--- Entries shown ---
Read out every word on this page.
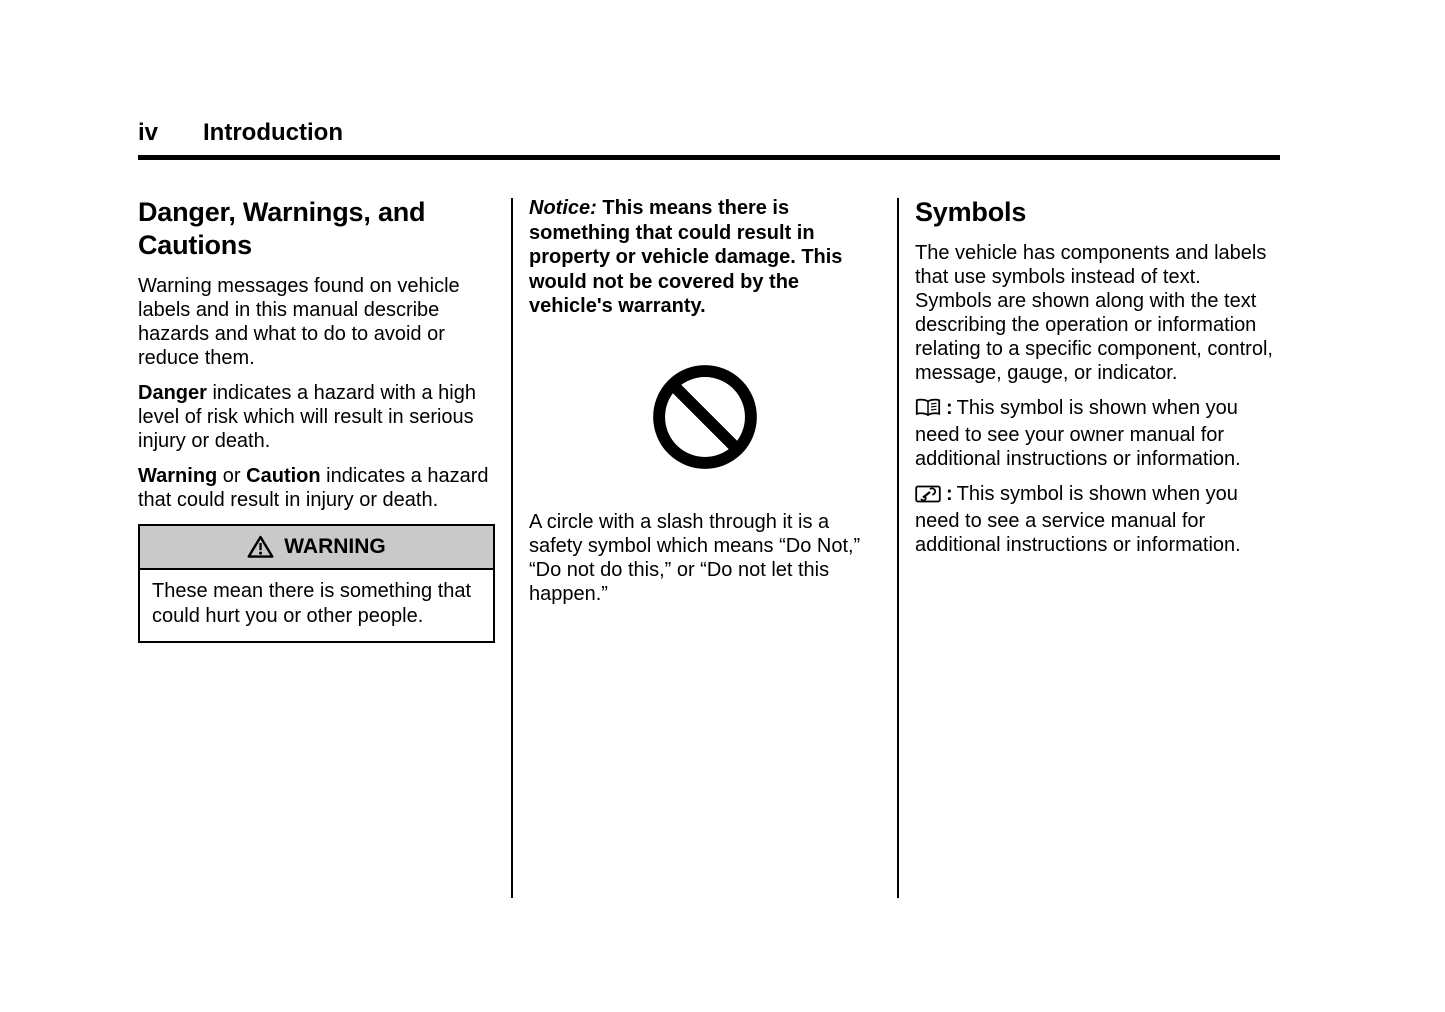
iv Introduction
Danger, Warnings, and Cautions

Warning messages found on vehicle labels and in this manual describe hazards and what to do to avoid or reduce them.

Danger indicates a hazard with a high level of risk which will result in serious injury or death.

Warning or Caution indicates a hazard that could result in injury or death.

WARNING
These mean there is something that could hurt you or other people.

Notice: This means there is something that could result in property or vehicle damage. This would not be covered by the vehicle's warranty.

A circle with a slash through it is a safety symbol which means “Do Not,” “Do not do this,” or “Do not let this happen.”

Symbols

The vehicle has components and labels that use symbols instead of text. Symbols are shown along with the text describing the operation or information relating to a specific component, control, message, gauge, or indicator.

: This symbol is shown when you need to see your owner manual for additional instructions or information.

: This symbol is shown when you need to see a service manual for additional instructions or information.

--

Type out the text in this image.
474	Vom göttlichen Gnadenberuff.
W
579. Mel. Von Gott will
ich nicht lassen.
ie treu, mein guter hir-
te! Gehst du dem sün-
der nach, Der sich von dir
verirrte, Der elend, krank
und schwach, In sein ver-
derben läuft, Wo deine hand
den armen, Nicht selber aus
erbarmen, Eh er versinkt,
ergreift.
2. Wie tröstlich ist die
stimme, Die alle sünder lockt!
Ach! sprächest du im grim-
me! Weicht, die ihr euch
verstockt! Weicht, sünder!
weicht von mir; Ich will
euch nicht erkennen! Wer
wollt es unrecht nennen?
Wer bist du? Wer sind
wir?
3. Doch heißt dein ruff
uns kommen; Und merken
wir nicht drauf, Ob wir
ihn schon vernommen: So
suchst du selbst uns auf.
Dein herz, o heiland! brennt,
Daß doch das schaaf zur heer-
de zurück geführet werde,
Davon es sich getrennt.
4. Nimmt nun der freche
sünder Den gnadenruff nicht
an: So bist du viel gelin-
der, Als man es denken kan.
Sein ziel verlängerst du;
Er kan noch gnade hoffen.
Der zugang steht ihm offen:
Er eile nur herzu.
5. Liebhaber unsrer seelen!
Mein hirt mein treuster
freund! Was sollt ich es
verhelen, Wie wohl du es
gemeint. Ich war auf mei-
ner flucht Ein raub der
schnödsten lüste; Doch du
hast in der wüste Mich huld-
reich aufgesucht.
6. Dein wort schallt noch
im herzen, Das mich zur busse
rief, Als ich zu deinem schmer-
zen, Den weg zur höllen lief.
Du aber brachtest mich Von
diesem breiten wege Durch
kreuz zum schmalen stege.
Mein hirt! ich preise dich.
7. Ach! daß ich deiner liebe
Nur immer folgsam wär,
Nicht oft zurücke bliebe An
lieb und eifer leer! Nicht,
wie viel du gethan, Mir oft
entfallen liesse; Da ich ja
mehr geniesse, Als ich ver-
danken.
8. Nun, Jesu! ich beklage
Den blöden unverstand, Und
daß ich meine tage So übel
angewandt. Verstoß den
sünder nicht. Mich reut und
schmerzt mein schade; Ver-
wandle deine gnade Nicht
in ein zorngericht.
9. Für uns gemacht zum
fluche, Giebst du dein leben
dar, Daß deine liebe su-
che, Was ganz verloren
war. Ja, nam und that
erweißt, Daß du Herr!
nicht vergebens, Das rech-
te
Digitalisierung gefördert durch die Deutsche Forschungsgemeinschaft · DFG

--- Exercise ---
Reproduce each line holding the word "labels".

--- Exercise answer ---
Warning messages found on vehicle labels and in this manual describe hazards and what to do to avoid or reduce them.
The vehicle has components and labels that use symbols instead of text. Symbols are shown along with the text describing the operation or information relating to a specific component, control, message, gauge, or indicator.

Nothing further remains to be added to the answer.